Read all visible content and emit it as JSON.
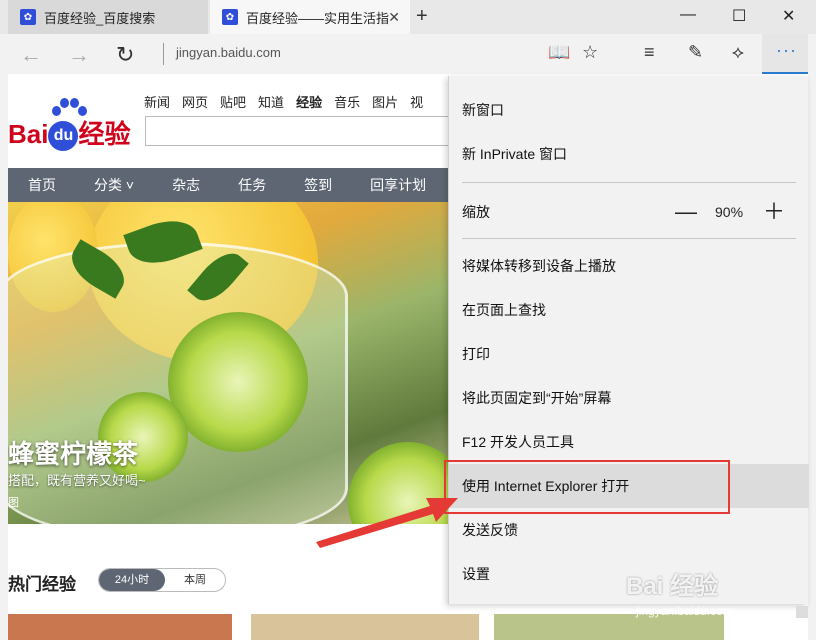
{
  "tabs": [
    {
      "title": "百度经验_百度搜索",
      "active": false
    },
    {
      "title": "百度经验——实用生活指",
      "active": true
    }
  ],
  "address_bar": {
    "url": "jingyan.baidu.com"
  },
  "window_controls": {
    "minimize": "—",
    "maximize": "☐",
    "close": "✕"
  },
  "page": {
    "logo_text": "Bai",
    "logo_du": "du",
    "logo_suffix": "经验",
    "top_links": [
      "新闻",
      "网页",
      "贴吧",
      "知道",
      "经验",
      "音乐",
      "图片",
      "视"
    ],
    "active_link": "经验",
    "category_nav": [
      "首页",
      "分类 ˅",
      "杂志",
      "任务",
      "签到",
      "回享计划"
    ],
    "hero": {
      "title": "蜂蜜柠檬茶",
      "subtitle": "搭配，既有营养又好喝~",
      "more": "图"
    },
    "hot_title": "热门经验",
    "hot_tabs": {
      "active": "24小时",
      "inactive": "本周"
    }
  },
  "menu": {
    "items": [
      {
        "label": "新窗口"
      },
      {
        "label": "新 InPrivate 窗口"
      },
      {
        "label": "缩放",
        "zoom": "90%"
      },
      {
        "label": "将媒体转移到设备上播放"
      },
      {
        "label": "在页面上查找"
      },
      {
        "label": "打印"
      },
      {
        "label": "将此页固定到“开始”屏幕"
      },
      {
        "label": "F12 开发人员工具"
      },
      {
        "label": "使用 Internet Explorer 打开",
        "highlighted": true
      },
      {
        "label": "发送反馈"
      },
      {
        "label": "设置"
      }
    ]
  },
  "watermark": {
    "brand": "Bai 经验",
    "url": "jingyan.baidu.com"
  },
  "colors": {
    "accent": "#2b7bd0",
    "highlight_box": "#e53935",
    "nav_bg": "#5d6672",
    "logo_red": "#d0021b",
    "logo_blue": "#2f4fd8"
  }
}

◆ WRITTEN INSTRUCTION
Above are records with pictures; repeat the records exactly and leave the pictures out.

◆ ANSWER FOR THE TASK
Read all visible content and emit it as JSON.
{
  "tabs": [
    {
      "title": "百度经验_百度搜索",
      "active": false
    },
    {
      "title": "百度经验——实用生活指",
      "active": true
    }
  ],
  "address_bar": {
    "url": "jingyan.baidu.com"
  },
  "window_controls": {
    "minimize": "—",
    "maximize": "☐",
    "close": "✕"
  },
  "page": {
    "logo_text": "Bai",
    "logo_du": "du",
    "logo_suffix": "经验",
    "top_links": [
      "新闻",
      "网页",
      "贴吧",
      "知道",
      "经验",
      "音乐",
      "图片",
      "视"
    ],
    "active_link": "经验",
    "category_nav": [
      "首页",
      "分类 ˅",
      "杂志",
      "任务",
      "签到",
      "回享计划"
    ],
    "hero": {
      "title": "蜂蜜柠檬茶",
      "subtitle": "搭配，既有营养又好喝~",
      "more": "图"
    },
    "hot_title": "热门经验",
    "hot_tabs": {
      "active": "24小时",
      "inactive": "本周"
    }
  },
  "menu": {
    "items": [
      {
        "label": "新窗口"
      },
      {
        "label": "新 InPrivate 窗口"
      },
      {
        "label": "缩放",
        "zoom": "90%"
      },
      {
        "label": "将媒体转移到设备上播放"
      },
      {
        "label": "在页面上查找"
      },
      {
        "label": "打印"
      },
      {
        "label": "将此页固定到“开始”屏幕"
      },
      {
        "label": "F12 开发人员工具"
      },
      {
        "label": "使用 Internet Explorer 打开",
        "highlighted": true
      },
      {
        "label": "发送反馈"
      },
      {
        "label": "设置"
      }
    ]
  },
  "watermark": {
    "brand": "Bai 经验",
    "url": "jingyan.baidu.com"
  },
  "colors": {
    "accent": "#2b7bd0",
    "highlight_box": "#e53935",
    "nav_bg": "#5d6672",
    "logo_red": "#d0021b",
    "logo_blue": "#2f4fd8"
  }
}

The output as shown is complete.